* **WORK INSTRUCTIONS**
Write out the full listing again, exactly as it stands.

Recorded data:
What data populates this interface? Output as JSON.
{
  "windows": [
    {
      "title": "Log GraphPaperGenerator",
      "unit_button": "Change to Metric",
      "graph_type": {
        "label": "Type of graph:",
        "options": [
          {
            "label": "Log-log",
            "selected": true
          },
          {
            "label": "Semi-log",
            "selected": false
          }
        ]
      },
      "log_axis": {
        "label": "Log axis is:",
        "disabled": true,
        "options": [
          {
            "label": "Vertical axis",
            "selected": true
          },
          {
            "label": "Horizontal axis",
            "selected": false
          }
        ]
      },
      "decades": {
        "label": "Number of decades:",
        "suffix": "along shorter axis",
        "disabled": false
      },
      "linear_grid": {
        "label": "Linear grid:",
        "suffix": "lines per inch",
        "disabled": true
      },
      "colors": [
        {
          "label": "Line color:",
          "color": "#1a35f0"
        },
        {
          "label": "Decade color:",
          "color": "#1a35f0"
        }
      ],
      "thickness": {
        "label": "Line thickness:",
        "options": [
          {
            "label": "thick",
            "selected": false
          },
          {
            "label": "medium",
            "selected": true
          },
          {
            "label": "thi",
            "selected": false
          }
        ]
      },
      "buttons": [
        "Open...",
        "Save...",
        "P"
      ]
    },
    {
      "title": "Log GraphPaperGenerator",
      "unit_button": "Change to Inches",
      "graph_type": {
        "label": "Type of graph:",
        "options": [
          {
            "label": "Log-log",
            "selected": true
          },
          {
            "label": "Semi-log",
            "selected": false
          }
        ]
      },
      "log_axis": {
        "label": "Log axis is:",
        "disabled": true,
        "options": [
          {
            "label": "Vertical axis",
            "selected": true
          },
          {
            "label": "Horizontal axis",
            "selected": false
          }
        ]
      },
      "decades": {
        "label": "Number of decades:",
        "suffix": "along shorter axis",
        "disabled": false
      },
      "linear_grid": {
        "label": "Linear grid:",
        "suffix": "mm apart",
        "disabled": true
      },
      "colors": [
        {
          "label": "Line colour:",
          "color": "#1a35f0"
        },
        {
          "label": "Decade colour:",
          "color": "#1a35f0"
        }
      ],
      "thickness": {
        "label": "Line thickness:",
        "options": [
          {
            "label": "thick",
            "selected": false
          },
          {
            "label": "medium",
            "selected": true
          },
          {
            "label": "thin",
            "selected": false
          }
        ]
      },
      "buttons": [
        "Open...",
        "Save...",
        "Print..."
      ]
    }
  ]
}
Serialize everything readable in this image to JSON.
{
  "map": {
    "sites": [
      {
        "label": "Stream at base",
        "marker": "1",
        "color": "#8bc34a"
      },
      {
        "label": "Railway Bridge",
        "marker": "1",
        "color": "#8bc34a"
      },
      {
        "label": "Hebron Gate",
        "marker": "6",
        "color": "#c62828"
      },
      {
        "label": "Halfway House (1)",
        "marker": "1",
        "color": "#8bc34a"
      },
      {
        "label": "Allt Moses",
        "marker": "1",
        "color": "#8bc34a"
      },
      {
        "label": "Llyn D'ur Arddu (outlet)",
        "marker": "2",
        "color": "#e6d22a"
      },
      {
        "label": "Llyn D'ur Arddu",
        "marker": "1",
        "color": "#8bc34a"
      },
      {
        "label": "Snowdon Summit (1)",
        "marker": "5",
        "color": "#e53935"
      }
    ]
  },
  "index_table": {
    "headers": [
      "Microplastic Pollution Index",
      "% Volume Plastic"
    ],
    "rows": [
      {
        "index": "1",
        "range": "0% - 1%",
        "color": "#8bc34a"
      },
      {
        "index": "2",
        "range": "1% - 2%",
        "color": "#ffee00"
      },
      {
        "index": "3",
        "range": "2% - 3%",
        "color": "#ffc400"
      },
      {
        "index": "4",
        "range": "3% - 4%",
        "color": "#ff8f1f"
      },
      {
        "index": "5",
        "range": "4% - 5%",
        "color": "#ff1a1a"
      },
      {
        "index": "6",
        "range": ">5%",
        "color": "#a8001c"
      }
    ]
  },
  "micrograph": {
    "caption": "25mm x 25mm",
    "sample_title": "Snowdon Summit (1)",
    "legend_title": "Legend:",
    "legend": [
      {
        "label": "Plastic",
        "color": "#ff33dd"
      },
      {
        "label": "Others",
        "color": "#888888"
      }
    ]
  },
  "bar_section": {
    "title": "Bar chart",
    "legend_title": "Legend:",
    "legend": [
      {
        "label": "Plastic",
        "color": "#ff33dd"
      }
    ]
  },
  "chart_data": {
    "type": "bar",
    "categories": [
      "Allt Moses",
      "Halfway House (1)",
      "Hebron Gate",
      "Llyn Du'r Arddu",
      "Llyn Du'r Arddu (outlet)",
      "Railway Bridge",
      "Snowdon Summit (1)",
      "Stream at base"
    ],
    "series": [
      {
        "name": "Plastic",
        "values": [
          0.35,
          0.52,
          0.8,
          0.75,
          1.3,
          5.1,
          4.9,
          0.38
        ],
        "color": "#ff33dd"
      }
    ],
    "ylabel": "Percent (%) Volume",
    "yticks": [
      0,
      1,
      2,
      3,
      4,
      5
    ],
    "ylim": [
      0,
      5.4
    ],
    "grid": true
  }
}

* **PROBLEM SOLUTION**
What data populates this interface? Output as JSON.
{
  "windows": [
    {
      "title": "Log GraphPaperGenerator",
      "unit_button": "Change to Metric",
      "graph_type": {
        "label": "Type of graph:",
        "options": [
          {
            "label": "Log-log",
            "selected": true
          },
          {
            "label": "Semi-log",
            "selected": false
          }
        ]
      },
      "log_axis": {
        "label": "Log axis is:",
        "disabled": true,
        "options": [
          {
            "label": "Vertical axis",
            "selected": true
          },
          {
            "label": "Horizontal axis",
            "selected": false
          }
        ]
      },
      "decades": {
        "label": "Number of decades:",
        "suffix": "along shorter axis",
        "disabled": false
      },
      "linear_grid": {
        "label": "Linear grid:",
        "suffix": "lines per inch",
        "disabled": true
      },
      "colors": [
        {
          "label": "Line color:",
          "color": "#1a35f0"
        },
        {
          "label": "Decade color:",
          "color": "#1a35f0"
        }
      ],
      "thickness": {
        "label": "Line thickness:",
        "options": [
          {
            "label": "thick",
            "selected": false
          },
          {
            "label": "medium",
            "selected": true
          },
          {
            "label": "thi",
            "selected": false
          }
        ]
      },
      "buttons": [
        "Open...",
        "Save...",
        "P"
      ]
    },
    {
      "title": "Log GraphPaperGenerator",
      "unit_button": "Change to Inches",
      "graph_type": {
        "label": "Type of graph:",
        "options": [
          {
            "label": "Log-log",
            "selected": true
          },
          {
            "label": "Semi-log",
            "selected": false
          }
        ]
      },
      "log_axis": {
        "label": "Log axis is:",
        "disabled": true,
        "options": [
          {
            "label": "Vertical axis",
            "selected": true
          },
          {
            "label": "Horizontal axis",
            "selected": false
          }
        ]
      },
      "decades": {
        "label": "Number of decades:",
        "suffix": "along shorter axis",
        "disabled": false
      },
      "linear_grid": {
        "label": "Linear grid:",
        "suffix": "mm apart",
        "disabled": true
      },
      "colors": [
        {
          "label": "Line colour:",
          "color": "#1a35f0"
        },
        {
          "label": "Decade colour:",
          "color": "#1a35f0"
        }
      ],
      "thickness": {
        "label": "Line thickness:",
        "options": [
          {
            "label": "thick",
            "selected": false
          },
          {
            "label": "medium",
            "selected": true
          },
          {
            "label": "thin",
            "selected": false
          }
        ]
      },
      "buttons": [
        "Open...",
        "Save...",
        "Print..."
      ]
    }
  ]
}
Serialize everything readable in this image to JSON.
{
  "map": {
    "sites": [
      {
        "label": "Stream at base",
        "marker": "1",
        "color": "#8bc34a"
      },
      {
        "label": "Railway Bridge",
        "marker": "1",
        "color": "#8bc34a"
      },
      {
        "label": "Hebron Gate",
        "marker": "6",
        "color": "#c62828"
      },
      {
        "label": "Halfway House (1)",
        "marker": "1",
        "color": "#8bc34a"
      },
      {
        "label": "Allt Moses",
        "marker": "1",
        "color": "#8bc34a"
      },
      {
        "label": "Llyn D'ur Arddu (outlet)",
        "marker": "2",
        "color": "#e6d22a"
      },
      {
        "label": "Llyn D'ur Arddu",
        "marker": "1",
        "color": "#8bc34a"
      },
      {
        "label": "Snowdon Summit (1)",
        "marker": "5",
        "color": "#e53935"
      }
    ]
  },
  "index_table": {
    "headers": [
      "Microplastic Pollution Index",
      "% Volume Plastic"
    ],
    "rows": [
      {
        "index": "1",
        "range": "0% - 1%",
        "color": "#8bc34a"
      },
      {
        "index": "2",
        "range": "1% - 2%",
        "color": "#ffee00"
      },
      {
        "index": "3",
        "range": "2% - 3%",
        "color": "#ffc400"
      },
      {
        "index": "4",
        "range": "3% - 4%",
        "color": "#ff8f1f"
      },
      {
        "index": "5",
        "range": "4% - 5%",
        "color": "#ff1a1a"
      },
      {
        "index": "6",
        "range": ">5%",
        "color": "#a8001c"
      }
    ]
  },
  "micrograph": {
    "caption": "25mm x 25mm",
    "sample_title": "Snowdon Summit (1)",
    "legend_title": "Legend:",
    "legend": [
      {
        "label": "Plastic",
        "color": "#ff33dd"
      },
      {
        "label": "Others",
        "color": "#888888"
      }
    ]
  },
  "bar_section": {
    "title": "Bar chart",
    "legend_title": "Legend:",
    "legend": [
      {
        "label": "Plastic",
        "color": "#ff33dd"
      }
    ]
  },
  "chart_data": {
    "type": "bar",
    "categories": [
      "Allt Moses",
      "Halfway House (1)",
      "Hebron Gate",
      "Llyn Du'r Arddu",
      "Llyn Du'r Arddu (outlet)",
      "Railway Bridge",
      "Snowdon Summit (1)",
      "Stream at base"
    ],
    "series": [
      {
        "name": "Plastic",
        "values": [
          0.35,
          0.52,
          0.8,
          0.75,
          1.3,
          5.1,
          4.9,
          0.38
        ],
        "color": "#ff33dd"
      }
    ],
    "ylabel": "Percent (%) Volume",
    "yticks": [
      0,
      1,
      2,
      3,
      4,
      5
    ],
    "ylim": [
      0,
      5.4
    ],
    "grid": true
  }
}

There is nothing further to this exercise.